▸ What this task involves: Comb the records below for the string "Численность" and copy each line where it turns up.

--- Start of Input records ---

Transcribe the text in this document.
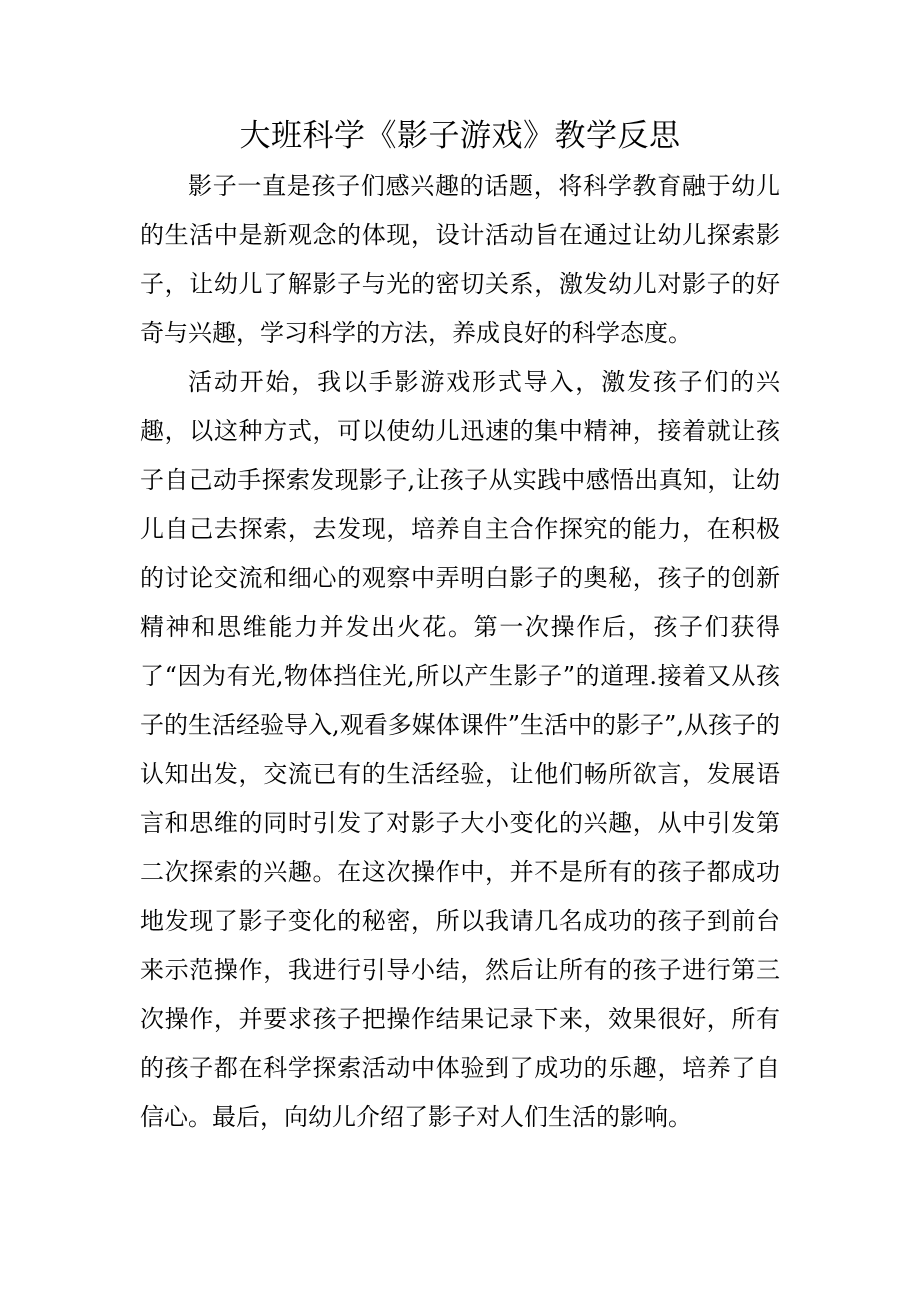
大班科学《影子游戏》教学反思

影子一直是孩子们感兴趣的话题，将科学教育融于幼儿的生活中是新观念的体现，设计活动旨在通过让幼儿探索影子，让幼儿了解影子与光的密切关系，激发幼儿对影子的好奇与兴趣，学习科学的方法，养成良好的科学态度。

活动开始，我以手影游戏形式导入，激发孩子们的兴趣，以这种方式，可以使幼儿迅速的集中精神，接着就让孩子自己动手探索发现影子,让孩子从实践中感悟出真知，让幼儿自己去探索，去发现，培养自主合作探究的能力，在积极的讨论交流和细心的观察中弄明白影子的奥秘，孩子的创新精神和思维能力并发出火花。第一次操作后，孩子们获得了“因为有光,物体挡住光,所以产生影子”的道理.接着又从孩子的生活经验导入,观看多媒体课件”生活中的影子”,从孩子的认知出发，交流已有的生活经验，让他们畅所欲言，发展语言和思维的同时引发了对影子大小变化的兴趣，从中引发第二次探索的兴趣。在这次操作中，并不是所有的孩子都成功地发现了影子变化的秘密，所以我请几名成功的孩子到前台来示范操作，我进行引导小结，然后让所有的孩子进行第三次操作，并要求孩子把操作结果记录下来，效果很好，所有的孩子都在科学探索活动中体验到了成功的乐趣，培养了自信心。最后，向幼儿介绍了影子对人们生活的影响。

--- End of Input records ---
--- Start of Input records ---

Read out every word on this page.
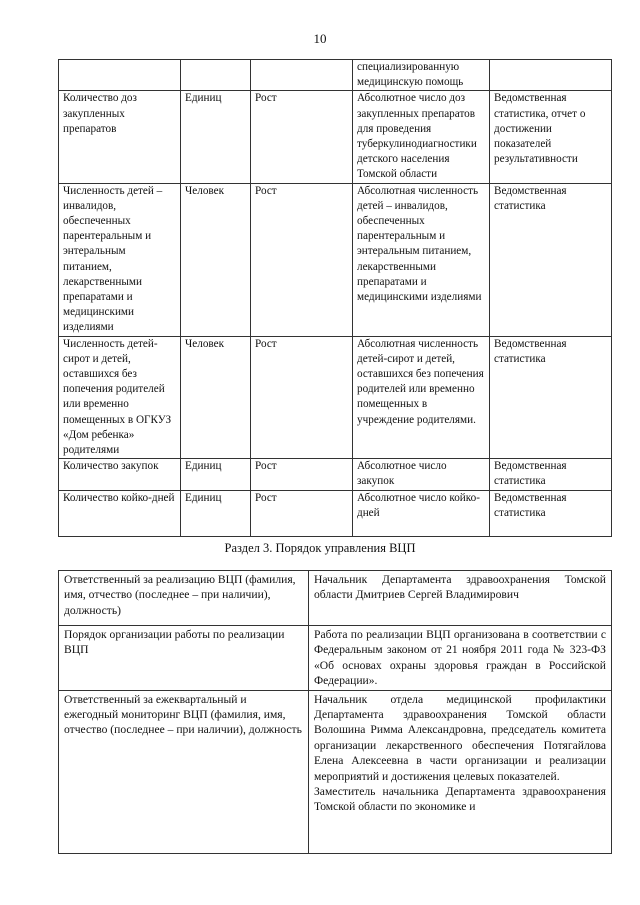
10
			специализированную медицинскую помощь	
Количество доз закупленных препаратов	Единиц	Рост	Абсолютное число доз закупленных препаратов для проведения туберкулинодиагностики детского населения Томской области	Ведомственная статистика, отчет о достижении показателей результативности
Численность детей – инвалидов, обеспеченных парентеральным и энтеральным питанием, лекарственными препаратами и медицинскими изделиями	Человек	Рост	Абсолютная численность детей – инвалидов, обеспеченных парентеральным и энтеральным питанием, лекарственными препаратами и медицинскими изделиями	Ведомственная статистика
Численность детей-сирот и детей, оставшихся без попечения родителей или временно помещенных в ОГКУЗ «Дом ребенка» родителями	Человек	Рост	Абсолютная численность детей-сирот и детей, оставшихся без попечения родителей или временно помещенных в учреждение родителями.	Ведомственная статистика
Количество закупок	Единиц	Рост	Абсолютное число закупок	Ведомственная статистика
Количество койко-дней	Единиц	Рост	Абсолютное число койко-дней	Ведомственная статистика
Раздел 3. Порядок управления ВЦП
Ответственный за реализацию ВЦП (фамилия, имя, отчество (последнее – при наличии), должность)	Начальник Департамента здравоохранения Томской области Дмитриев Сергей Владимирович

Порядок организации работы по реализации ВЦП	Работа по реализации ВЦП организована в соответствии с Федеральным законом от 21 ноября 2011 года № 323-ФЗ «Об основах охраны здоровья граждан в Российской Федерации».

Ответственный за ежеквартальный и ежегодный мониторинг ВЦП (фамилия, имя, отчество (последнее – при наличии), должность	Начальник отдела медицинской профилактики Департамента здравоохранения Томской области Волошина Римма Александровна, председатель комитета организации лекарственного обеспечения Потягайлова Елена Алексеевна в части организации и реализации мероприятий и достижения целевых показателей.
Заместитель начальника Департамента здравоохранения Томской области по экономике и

--- End of Input records ---

▸ Response below:
Численность детей – инвалидов, обеспеченных парентеральным и энтеральным питанием, лекарственными препаратами и медицинскими изделиями	Человек	Рост	Абсолютная численность детей – инвалидов, обеспеченных парентеральным и энтеральным питанием, лекарственными препаратами и медицинскими изделиями	Ведомственная статистика
Численность детей-сирот и детей, оставшихся без попечения родителей или временно помещенных в ОГКУЗ «Дом ребенка» родителями	Человек	Рост	Абсолютная численность детей-сирот и детей, оставшихся без попечения родителей или временно помещенных в учреждение родителями.	Ведомственная статистика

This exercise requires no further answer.